* Aim of the exercise
Restate every line of the material, word for word.

* Data provided
_____

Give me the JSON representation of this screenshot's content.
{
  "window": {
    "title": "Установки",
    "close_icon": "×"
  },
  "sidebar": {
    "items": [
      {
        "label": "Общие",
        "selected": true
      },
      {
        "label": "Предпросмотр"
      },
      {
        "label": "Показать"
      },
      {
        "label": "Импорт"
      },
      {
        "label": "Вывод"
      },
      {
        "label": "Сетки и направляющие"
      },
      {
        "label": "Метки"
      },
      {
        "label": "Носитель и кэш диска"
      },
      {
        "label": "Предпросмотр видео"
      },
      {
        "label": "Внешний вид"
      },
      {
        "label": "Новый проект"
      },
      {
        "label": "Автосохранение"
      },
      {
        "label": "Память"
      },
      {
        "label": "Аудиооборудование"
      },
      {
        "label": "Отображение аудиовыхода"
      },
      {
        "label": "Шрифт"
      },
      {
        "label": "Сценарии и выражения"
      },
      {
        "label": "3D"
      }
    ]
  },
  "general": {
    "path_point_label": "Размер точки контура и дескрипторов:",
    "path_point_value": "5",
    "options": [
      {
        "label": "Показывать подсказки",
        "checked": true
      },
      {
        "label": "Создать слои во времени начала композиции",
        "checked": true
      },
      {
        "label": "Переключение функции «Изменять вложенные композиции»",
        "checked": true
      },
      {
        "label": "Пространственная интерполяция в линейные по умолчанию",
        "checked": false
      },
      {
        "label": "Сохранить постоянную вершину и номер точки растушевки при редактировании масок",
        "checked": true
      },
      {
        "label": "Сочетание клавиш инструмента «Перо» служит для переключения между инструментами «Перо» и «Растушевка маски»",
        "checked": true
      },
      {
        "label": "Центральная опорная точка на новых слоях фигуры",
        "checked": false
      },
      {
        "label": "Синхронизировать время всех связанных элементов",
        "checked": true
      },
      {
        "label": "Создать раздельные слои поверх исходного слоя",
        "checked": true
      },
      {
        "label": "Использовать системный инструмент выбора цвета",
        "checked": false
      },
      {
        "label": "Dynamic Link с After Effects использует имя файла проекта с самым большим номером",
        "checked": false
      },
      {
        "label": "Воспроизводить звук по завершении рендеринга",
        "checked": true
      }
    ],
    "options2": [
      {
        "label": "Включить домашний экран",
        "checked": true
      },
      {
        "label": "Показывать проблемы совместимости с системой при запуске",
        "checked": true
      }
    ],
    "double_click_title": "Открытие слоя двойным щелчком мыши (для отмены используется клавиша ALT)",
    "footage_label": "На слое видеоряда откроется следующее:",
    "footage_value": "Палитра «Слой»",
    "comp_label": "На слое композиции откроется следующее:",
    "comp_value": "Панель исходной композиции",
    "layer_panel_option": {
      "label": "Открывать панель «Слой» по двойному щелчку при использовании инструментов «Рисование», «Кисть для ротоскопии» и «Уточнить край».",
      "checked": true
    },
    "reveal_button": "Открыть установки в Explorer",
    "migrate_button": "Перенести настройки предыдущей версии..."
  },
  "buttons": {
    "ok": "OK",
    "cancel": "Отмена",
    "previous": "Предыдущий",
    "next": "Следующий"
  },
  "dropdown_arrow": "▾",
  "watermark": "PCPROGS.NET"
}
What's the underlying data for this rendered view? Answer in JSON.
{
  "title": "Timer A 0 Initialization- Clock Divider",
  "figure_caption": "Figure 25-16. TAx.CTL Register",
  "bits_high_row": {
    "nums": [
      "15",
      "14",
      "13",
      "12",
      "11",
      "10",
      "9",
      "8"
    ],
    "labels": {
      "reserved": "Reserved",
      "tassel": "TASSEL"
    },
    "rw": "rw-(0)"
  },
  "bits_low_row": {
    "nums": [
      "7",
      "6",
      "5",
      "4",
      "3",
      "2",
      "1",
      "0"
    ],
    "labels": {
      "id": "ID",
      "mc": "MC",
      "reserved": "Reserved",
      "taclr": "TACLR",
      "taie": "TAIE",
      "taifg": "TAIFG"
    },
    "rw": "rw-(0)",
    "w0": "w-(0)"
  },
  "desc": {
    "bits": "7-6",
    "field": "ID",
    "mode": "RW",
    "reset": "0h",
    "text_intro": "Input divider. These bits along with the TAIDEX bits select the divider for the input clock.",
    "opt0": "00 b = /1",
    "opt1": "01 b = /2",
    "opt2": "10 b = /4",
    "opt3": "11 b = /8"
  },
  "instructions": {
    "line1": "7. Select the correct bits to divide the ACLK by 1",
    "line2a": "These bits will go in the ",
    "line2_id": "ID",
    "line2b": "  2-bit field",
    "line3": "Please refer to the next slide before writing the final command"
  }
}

_____

* Final answer
Give me the JSON representation of this screenshot's content.
{
  "window": {
    "title": "Установки",
    "close_icon": "×"
  },
  "sidebar": {
    "items": [
      {
        "label": "Общие",
        "selected": true
      },
      {
        "label": "Предпросмотр"
      },
      {
        "label": "Показать"
      },
      {
        "label": "Импорт"
      },
      {
        "label": "Вывод"
      },
      {
        "label": "Сетки и направляющие"
      },
      {
        "label": "Метки"
      },
      {
        "label": "Носитель и кэш диска"
      },
      {
        "label": "Предпросмотр видео"
      },
      {
        "label": "Внешний вид"
      },
      {
        "label": "Новый проект"
      },
      {
        "label": "Автосохранение"
      },
      {
        "label": "Память"
      },
      {
        "label": "Аудиооборудование"
      },
      {
        "label": "Отображение аудиовыхода"
      },
      {
        "label": "Шрифт"
      },
      {
        "label": "Сценарии и выражения"
      },
      {
        "label": "3D"
      }
    ]
  },
  "general": {
    "path_point_label": "Размер точки контура и дескрипторов:",
    "path_point_value": "5",
    "options": [
      {
        "label": "Показывать подсказки",
        "checked": true
      },
      {
        "label": "Создать слои во времени начала композиции",
        "checked": true
      },
      {
        "label": "Переключение функции «Изменять вложенные композиции»",
        "checked": true
      },
      {
        "label": "Пространственная интерполяция в линейные по умолчанию",
        "checked": false
      },
      {
        "label": "Сохранить постоянную вершину и номер точки растушевки при редактировании масок",
        "checked": true
      },
      {
        "label": "Сочетание клавиш инструмента «Перо» служит для переключения между инструментами «Перо» и «Растушевка маски»",
        "checked": true
      },
      {
        "label": "Центральная опорная точка на новых слоях фигуры",
        "checked": false
      },
      {
        "label": "Синхронизировать время всех связанных элементов",
        "checked": true
      },
      {
        "label": "Создать раздельные слои поверх исходного слоя",
        "checked": true
      },
      {
        "label": "Использовать системный инструмент выбора цвета",
        "checked": false
      },
      {
        "label": "Dynamic Link с After Effects использует имя файла проекта с самым большим номером",
        "checked": false
      },
      {
        "label": "Воспроизводить звук по завершении рендеринга",
        "checked": true
      }
    ],
    "options2": [
      {
        "label": "Включить домашний экран",
        "checked": true
      },
      {
        "label": "Показывать проблемы совместимости с системой при запуске",
        "checked": true
      }
    ],
    "double_click_title": "Открытие слоя двойным щелчком мыши (для отмены используется клавиша ALT)",
    "footage_label": "На слое видеоряда откроется следующее:",
    "footage_value": "Палитра «Слой»",
    "comp_label": "На слое композиции откроется следующее:",
    "comp_value": "Панель исходной композиции",
    "layer_panel_option": {
      "label": "Открывать панель «Слой» по двойному щелчку при использовании инструментов «Рисование», «Кисть для ротоскопии» и «Уточнить край».",
      "checked": true
    },
    "reveal_button": "Открыть установки в Explorer",
    "migrate_button": "Перенести настройки предыдущей версии..."
  },
  "buttons": {
    "ok": "OK",
    "cancel": "Отмена",
    "previous": "Предыдущий",
    "next": "Следующий"
  },
  "dropdown_arrow": "▾",
  "watermark": "PCPROGS.NET"
}
What's the underlying data for this rendered view? Answer in JSON.
{
  "title": "Timer A 0 Initialization- Clock Divider",
  "figure_caption": "Figure 25-16. TAx.CTL Register",
  "bits_high_row": {
    "nums": [
      "15",
      "14",
      "13",
      "12",
      "11",
      "10",
      "9",
      "8"
    ],
    "labels": {
      "reserved": "Reserved",
      "tassel": "TASSEL"
    },
    "rw": "rw-(0)"
  },
  "bits_low_row": {
    "nums": [
      "7",
      "6",
      "5",
      "4",
      "3",
      "2",
      "1",
      "0"
    ],
    "labels": {
      "id": "ID",
      "mc": "MC",
      "reserved": "Reserved",
      "taclr": "TACLR",
      "taie": "TAIE",
      "taifg": "TAIFG"
    },
    "rw": "rw-(0)",
    "w0": "w-(0)"
  },
  "desc": {
    "bits": "7-6",
    "field": "ID",
    "mode": "RW",
    "reset": "0h",
    "text_intro": "Input divider. These bits along with the TAIDEX bits select the divider for the input clock.",
    "opt0": "00 b = /1",
    "opt1": "01 b = /2",
    "opt2": "10 b = /4",
    "opt3": "11 b = /8"
  },
  "instructions": {
    "line1": "7. Select the correct bits to divide the ACLK by 1",
    "line2a": "These bits will go in the ",
    "line2_id": "ID",
    "line2b": "  2-bit field",
    "line3": "Please refer to the next slide before writing the final command"
  }
}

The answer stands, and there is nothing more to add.